----- EXERCISE DATA -----
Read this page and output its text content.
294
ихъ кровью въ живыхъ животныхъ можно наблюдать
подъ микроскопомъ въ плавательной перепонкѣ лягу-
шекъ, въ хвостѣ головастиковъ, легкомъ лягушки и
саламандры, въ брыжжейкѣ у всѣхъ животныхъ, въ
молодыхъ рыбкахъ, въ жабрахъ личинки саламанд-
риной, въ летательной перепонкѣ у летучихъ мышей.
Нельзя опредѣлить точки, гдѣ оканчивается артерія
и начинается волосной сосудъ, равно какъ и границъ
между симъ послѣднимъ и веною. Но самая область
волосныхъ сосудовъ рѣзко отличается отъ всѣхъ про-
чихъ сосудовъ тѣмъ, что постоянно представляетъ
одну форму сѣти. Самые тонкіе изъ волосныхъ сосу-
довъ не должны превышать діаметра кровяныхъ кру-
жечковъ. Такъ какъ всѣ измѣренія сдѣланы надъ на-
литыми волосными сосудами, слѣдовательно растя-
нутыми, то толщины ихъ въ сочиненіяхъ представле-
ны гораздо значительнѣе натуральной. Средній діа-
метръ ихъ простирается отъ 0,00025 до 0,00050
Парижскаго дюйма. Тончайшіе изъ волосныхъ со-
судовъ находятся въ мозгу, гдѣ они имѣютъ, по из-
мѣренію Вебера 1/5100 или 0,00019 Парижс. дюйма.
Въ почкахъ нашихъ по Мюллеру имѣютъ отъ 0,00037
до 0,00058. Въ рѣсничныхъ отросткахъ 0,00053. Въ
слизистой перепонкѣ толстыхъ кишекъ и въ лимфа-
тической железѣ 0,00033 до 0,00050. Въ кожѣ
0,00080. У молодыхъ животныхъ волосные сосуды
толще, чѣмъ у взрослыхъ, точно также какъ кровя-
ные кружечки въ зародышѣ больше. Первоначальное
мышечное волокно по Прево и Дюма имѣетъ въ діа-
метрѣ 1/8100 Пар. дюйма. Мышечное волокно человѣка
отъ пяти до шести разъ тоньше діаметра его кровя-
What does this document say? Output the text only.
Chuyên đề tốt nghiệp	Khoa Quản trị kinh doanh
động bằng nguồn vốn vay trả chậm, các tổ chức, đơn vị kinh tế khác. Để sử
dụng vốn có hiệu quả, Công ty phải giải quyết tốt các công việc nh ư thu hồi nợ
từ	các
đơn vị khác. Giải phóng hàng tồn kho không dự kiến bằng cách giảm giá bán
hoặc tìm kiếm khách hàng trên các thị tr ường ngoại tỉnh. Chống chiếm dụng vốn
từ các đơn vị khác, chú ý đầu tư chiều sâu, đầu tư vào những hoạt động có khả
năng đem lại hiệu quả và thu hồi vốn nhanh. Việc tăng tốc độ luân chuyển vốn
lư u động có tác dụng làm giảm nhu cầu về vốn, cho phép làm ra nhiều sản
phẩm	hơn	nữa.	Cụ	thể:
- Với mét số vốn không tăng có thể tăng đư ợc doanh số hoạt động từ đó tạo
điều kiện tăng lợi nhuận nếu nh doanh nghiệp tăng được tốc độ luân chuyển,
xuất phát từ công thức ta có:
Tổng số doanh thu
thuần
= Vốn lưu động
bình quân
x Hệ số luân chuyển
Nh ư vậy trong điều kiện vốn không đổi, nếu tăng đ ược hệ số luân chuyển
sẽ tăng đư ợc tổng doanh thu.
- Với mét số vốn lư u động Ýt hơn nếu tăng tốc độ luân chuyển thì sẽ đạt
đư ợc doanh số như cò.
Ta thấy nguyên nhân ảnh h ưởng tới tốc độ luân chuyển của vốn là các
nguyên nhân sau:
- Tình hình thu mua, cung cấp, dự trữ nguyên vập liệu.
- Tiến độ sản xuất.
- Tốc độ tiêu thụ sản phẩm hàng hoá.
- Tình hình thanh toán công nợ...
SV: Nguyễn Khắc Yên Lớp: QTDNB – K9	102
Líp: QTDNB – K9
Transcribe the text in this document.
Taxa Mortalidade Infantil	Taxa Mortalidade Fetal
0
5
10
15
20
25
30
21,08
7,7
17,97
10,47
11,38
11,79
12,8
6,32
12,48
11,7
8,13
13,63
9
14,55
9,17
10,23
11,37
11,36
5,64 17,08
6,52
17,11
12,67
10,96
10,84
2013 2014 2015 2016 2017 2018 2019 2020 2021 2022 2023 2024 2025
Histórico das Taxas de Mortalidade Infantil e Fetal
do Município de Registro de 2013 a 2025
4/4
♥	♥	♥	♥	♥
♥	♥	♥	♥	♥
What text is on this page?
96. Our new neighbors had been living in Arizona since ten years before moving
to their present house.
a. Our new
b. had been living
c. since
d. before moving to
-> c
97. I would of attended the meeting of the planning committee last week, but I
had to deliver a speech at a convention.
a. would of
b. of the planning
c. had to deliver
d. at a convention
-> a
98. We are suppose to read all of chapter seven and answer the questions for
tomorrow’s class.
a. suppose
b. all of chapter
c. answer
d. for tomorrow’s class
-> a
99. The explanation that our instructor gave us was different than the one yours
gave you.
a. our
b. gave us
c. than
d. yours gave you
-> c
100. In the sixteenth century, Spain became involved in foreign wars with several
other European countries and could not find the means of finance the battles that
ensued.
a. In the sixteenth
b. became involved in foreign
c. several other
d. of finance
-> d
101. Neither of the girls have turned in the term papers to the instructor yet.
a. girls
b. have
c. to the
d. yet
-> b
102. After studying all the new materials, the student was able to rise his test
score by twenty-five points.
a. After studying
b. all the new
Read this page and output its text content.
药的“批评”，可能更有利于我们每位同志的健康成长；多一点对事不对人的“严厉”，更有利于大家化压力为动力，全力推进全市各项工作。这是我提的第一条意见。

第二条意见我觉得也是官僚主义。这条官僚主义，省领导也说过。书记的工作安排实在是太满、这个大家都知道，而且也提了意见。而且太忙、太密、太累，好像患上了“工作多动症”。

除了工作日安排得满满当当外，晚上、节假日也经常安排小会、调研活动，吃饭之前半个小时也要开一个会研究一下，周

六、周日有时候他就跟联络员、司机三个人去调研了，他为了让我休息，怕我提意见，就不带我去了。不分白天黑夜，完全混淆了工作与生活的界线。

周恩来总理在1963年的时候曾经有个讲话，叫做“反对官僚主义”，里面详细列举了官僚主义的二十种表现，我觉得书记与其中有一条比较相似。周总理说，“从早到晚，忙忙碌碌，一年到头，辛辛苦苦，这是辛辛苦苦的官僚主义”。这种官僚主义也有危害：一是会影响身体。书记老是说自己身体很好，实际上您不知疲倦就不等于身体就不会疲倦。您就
-----
WHAT YOU HAVE TO DO: Extract, from the listing above, every line where the string "діаметра" occurs.

FINAL ANSWER:
довъ не должны превышать діаметра кровяныхъ кру-
отъ пяти до шести разъ тоньше діаметра его кровя-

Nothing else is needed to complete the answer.